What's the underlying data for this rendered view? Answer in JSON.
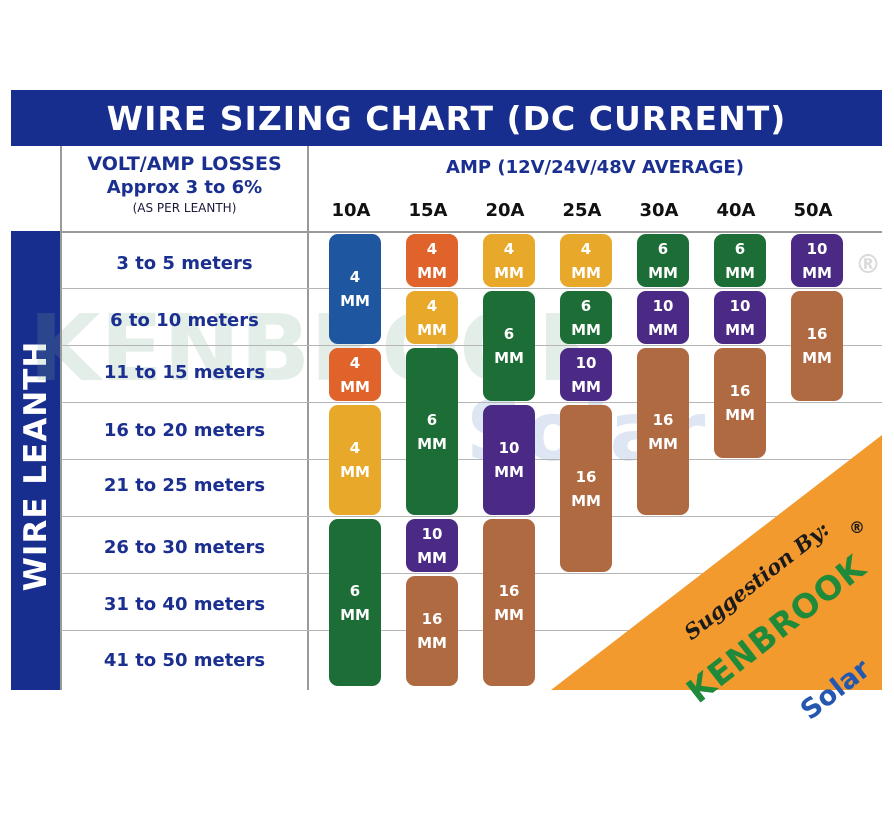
{
  "title": "WIRE SIZING CHART (DC CURRENT)",
  "side_label": "WIRE LEANTH",
  "header_left": {
    "line1": "VOLT/AMP LOSSES",
    "line2": "Approx 3 to 6%",
    "line3": "(AS PER LEANTH)"
  },
  "amp_title": "AMP (12V/24V/48V AVERAGE)",
  "watermark": {
    "brand": "KENBROOK",
    "sub": "Solar",
    "reg": "®"
  },
  "promo": {
    "suggestion": "Suggestion By:",
    "logo_main": "KENBROOK",
    "logo_sub": "Solar",
    "reg": "®",
    "color": "#f29a2e"
  },
  "colors": {
    "header_blue": "#182e8e",
    "4 MM": "#e8a82a",
    "4 MM (alt)": "#e0632c",
    "6 MM": "#1c6d36",
    "10 MM": "#4b2a86",
    "16 MM": "#b06a42",
    "4 MM (10A first)": "#1e56a0"
  },
  "chart_data": {
    "type": "table",
    "columns": [
      "10A",
      "15A",
      "20A",
      "25A",
      "30A",
      "40A",
      "50A"
    ],
    "rows": [
      "3 to 5 meters",
      "6 to 10 meters",
      "11 to 15 meters",
      "16 to 20 meters",
      "21 to 25 meters",
      "26 to 30 meters",
      "31 to 40 meters",
      "41 to 50 meters"
    ],
    "cells": [
      {
        "col": 0,
        "row_start": 0,
        "row_end": 1,
        "line1": "4",
        "line2": "MM",
        "color": "#1e56a0"
      },
      {
        "col": 0,
        "row_start": 2,
        "row_end": 2,
        "line1": "4",
        "line2": "MM",
        "color": "#e0632c"
      },
      {
        "col": 0,
        "row_start": 3,
        "row_end": 4,
        "line1": "4",
        "line2": "MM",
        "color": "#e8a82a"
      },
      {
        "col": 0,
        "row_start": 5,
        "row_end": 7,
        "line1": "6",
        "line2": "MM",
        "color": "#1c6d36"
      },
      {
        "col": 1,
        "row_start": 0,
        "row_end": 0,
        "line1": "4",
        "line2": "MM",
        "color": "#e0632c"
      },
      {
        "col": 1,
        "row_start": 1,
        "row_end": 1,
        "line1": "4",
        "line2": "MM",
        "color": "#e8a82a"
      },
      {
        "col": 1,
        "row_start": 2,
        "row_end": 4,
        "line1": "6",
        "line2": "MM",
        "color": "#1c6d36"
      },
      {
        "col": 1,
        "row_start": 5,
        "row_end": 5,
        "line1": "10",
        "line2": "MM",
        "color": "#4b2a86"
      },
      {
        "col": 1,
        "row_start": 6,
        "row_end": 7,
        "line1": "16",
        "line2": "MM",
        "color": "#b06a42"
      },
      {
        "col": 2,
        "row_start": 0,
        "row_end": 0,
        "line1": "4",
        "line2": "MM",
        "color": "#e8a82a"
      },
      {
        "col": 2,
        "row_start": 1,
        "row_end": 2,
        "line1": "6",
        "line2": "MM",
        "color": "#1c6d36"
      },
      {
        "col": 2,
        "row_start": 3,
        "row_end": 4,
        "line1": "10",
        "line2": "MM",
        "color": "#4b2a86"
      },
      {
        "col": 2,
        "row_start": 5,
        "row_end": 7,
        "line1": "16",
        "line2": "MM",
        "color": "#b06a42"
      },
      {
        "col": 3,
        "row_start": 0,
        "row_end": 0,
        "line1": "4",
        "line2": "MM",
        "color": "#e8a82a"
      },
      {
        "col": 3,
        "row_start": 1,
        "row_end": 1,
        "line1": "6",
        "line2": "MM",
        "color": "#1c6d36"
      },
      {
        "col": 3,
        "row_start": 2,
        "row_end": 2,
        "line1": "10",
        "line2": "MM",
        "color": "#4b2a86"
      },
      {
        "col": 3,
        "row_start": 3,
        "row_end": 5,
        "line1": "16",
        "line2": "MM",
        "color": "#b06a42"
      },
      {
        "col": 4,
        "row_start": 0,
        "row_end": 0,
        "line1": "6",
        "line2": "MM",
        "color": "#1c6d36"
      },
      {
        "col": 4,
        "row_start": 1,
        "row_end": 1,
        "line1": "10",
        "line2": "MM",
        "color": "#4b2a86"
      },
      {
        "col": 4,
        "row_start": 2,
        "row_end": 4,
        "line1": "16",
        "line2": "MM",
        "color": "#b06a42"
      },
      {
        "col": 5,
        "row_start": 0,
        "row_end": 0,
        "line1": "6",
        "line2": "MM",
        "color": "#1c6d36"
      },
      {
        "col": 5,
        "row_start": 1,
        "row_end": 1,
        "line1": "10",
        "line2": "MM",
        "color": "#4b2a86"
      },
      {
        "col": 5,
        "row_start": 2,
        "row_end": 3,
        "line1": "16",
        "line2": "MM",
        "color": "#b06a42"
      },
      {
        "col": 6,
        "row_start": 0,
        "row_end": 0,
        "line1": "10",
        "line2": "MM",
        "color": "#4b2a86"
      },
      {
        "col": 6,
        "row_start": 1,
        "row_end": 2,
        "line1": "16",
        "line2": "MM",
        "color": "#b06a42"
      }
    ]
  }
}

> Stated goal
All of the records need repeating exactly, except for the pictures.

> Written response
What's the underlying data for this rendered view? Answer in JSON.
{
  "title": "WIRE SIZING CHART (DC CURRENT)",
  "side_label": "WIRE LEANTH",
  "header_left": {
    "line1": "VOLT/AMP LOSSES",
    "line2": "Approx 3 to 6%",
    "line3": "(AS PER LEANTH)"
  },
  "amp_title": "AMP (12V/24V/48V AVERAGE)",
  "watermark": {
    "brand": "KENBROOK",
    "sub": "Solar",
    "reg": "®"
  },
  "promo": {
    "suggestion": "Suggestion By:",
    "logo_main": "KENBROOK",
    "logo_sub": "Solar",
    "reg": "®",
    "color": "#f29a2e"
  },
  "colors": {
    "header_blue": "#182e8e",
    "4 MM": "#e8a82a",
    "4 MM (alt)": "#e0632c",
    "6 MM": "#1c6d36",
    "10 MM": "#4b2a86",
    "16 MM": "#b06a42",
    "4 MM (10A first)": "#1e56a0"
  },
  "chart_data": {
    "type": "table",
    "columns": [
      "10A",
      "15A",
      "20A",
      "25A",
      "30A",
      "40A",
      "50A"
    ],
    "rows": [
      "3 to 5 meters",
      "6 to 10 meters",
      "11 to 15 meters",
      "16 to 20 meters",
      "21 to 25 meters",
      "26 to 30 meters",
      "31 to 40 meters",
      "41 to 50 meters"
    ],
    "cells": [
      {
        "col": 0,
        "row_start": 0,
        "row_end": 1,
        "line1": "4",
        "line2": "MM",
        "color": "#1e56a0"
      },
      {
        "col": 0,
        "row_start": 2,
        "row_end": 2,
        "line1": "4",
        "line2": "MM",
        "color": "#e0632c"
      },
      {
        "col": 0,
        "row_start": 3,
        "row_end": 4,
        "line1": "4",
        "line2": "MM",
        "color": "#e8a82a"
      },
      {
        "col": 0,
        "row_start": 5,
        "row_end": 7,
        "line1": "6",
        "line2": "MM",
        "color": "#1c6d36"
      },
      {
        "col": 1,
        "row_start": 0,
        "row_end": 0,
        "line1": "4",
        "line2": "MM",
        "color": "#e0632c"
      },
      {
        "col": 1,
        "row_start": 1,
        "row_end": 1,
        "line1": "4",
        "line2": "MM",
        "color": "#e8a82a"
      },
      {
        "col": 1,
        "row_start": 2,
        "row_end": 4,
        "line1": "6",
        "line2": "MM",
        "color": "#1c6d36"
      },
      {
        "col": 1,
        "row_start": 5,
        "row_end": 5,
        "line1": "10",
        "line2": "MM",
        "color": "#4b2a86"
      },
      {
        "col": 1,
        "row_start": 6,
        "row_end": 7,
        "line1": "16",
        "line2": "MM",
        "color": "#b06a42"
      },
      {
        "col": 2,
        "row_start": 0,
        "row_end": 0,
        "line1": "4",
        "line2": "MM",
        "color": "#e8a82a"
      },
      {
        "col": 2,
        "row_start": 1,
        "row_end": 2,
        "line1": "6",
        "line2": "MM",
        "color": "#1c6d36"
      },
      {
        "col": 2,
        "row_start": 3,
        "row_end": 4,
        "line1": "10",
        "line2": "MM",
        "color": "#4b2a86"
      },
      {
        "col": 2,
        "row_start": 5,
        "row_end": 7,
        "line1": "16",
        "line2": "MM",
        "color": "#b06a42"
      },
      {
        "col": 3,
        "row_start": 0,
        "row_end": 0,
        "line1": "4",
        "line2": "MM",
        "color": "#e8a82a"
      },
      {
        "col": 3,
        "row_start": 1,
        "row_end": 1,
        "line1": "6",
        "line2": "MM",
        "color": "#1c6d36"
      },
      {
        "col": 3,
        "row_start": 2,
        "row_end": 2,
        "line1": "10",
        "line2": "MM",
        "color": "#4b2a86"
      },
      {
        "col": 3,
        "row_start": 3,
        "row_end": 5,
        "line1": "16",
        "line2": "MM",
        "color": "#b06a42"
      },
      {
        "col": 4,
        "row_start": 0,
        "row_end": 0,
        "line1": "6",
        "line2": "MM",
        "color": "#1c6d36"
      },
      {
        "col": 4,
        "row_start": 1,
        "row_end": 1,
        "line1": "10",
        "line2": "MM",
        "color": "#4b2a86"
      },
      {
        "col": 4,
        "row_start": 2,
        "row_end": 4,
        "line1": "16",
        "line2": "MM",
        "color": "#b06a42"
      },
      {
        "col": 5,
        "row_start": 0,
        "row_end": 0,
        "line1": "6",
        "line2": "MM",
        "color": "#1c6d36"
      },
      {
        "col": 5,
        "row_start": 1,
        "row_end": 1,
        "line1": "10",
        "line2": "MM",
        "color": "#4b2a86"
      },
      {
        "col": 5,
        "row_start": 2,
        "row_end": 3,
        "line1": "16",
        "line2": "MM",
        "color": "#b06a42"
      },
      {
        "col": 6,
        "row_start": 0,
        "row_end": 0,
        "line1": "10",
        "line2": "MM",
        "color": "#4b2a86"
      },
      {
        "col": 6,
        "row_start": 1,
        "row_end": 2,
        "line1": "16",
        "line2": "MM",
        "color": "#b06a42"
      }
    ]
  }
}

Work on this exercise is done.